DATA SHOWN:
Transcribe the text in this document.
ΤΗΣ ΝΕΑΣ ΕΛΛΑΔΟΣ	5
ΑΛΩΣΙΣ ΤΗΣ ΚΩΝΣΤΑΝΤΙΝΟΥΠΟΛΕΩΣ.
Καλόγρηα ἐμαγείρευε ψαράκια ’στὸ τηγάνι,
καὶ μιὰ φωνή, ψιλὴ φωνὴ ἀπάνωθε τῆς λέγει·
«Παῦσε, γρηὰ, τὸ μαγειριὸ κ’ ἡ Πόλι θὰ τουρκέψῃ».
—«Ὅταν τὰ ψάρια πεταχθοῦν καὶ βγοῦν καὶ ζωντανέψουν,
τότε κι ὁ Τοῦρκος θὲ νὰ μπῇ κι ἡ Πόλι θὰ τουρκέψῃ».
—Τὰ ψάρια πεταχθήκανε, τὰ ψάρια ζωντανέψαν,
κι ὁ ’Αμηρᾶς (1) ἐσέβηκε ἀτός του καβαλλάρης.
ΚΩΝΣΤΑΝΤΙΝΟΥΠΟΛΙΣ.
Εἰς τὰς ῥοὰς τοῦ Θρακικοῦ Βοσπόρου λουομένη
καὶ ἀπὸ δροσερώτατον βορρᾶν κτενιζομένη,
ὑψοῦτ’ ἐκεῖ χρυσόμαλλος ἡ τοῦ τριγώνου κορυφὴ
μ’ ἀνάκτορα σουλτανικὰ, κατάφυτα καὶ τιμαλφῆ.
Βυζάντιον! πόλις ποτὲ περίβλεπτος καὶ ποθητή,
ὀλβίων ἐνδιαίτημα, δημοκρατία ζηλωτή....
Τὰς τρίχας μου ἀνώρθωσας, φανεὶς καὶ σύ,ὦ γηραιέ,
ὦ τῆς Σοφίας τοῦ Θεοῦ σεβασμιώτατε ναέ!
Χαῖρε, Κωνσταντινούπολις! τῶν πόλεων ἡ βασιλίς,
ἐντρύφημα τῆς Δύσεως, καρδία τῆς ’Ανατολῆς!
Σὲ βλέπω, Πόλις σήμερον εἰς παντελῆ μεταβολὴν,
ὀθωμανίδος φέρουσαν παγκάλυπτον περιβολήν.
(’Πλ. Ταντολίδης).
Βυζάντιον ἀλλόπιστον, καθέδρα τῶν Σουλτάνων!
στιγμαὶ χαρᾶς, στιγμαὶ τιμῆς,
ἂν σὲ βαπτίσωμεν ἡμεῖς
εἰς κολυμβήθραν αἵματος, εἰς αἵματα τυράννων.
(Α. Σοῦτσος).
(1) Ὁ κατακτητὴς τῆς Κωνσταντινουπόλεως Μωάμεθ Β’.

WHAT YOU SHOULD DO: Go through the material and copy out every line with "ψάρια" in it.

WRITTEN SOLUTION:
—«Ὅταν τὰ ψάρια πεταχθοῦν καὶ βγοῦν καὶ ζωντανέψουν,
—Τὰ ψάρια πεταχθήκανε, τὰ ψάρια ζωντανέψαν,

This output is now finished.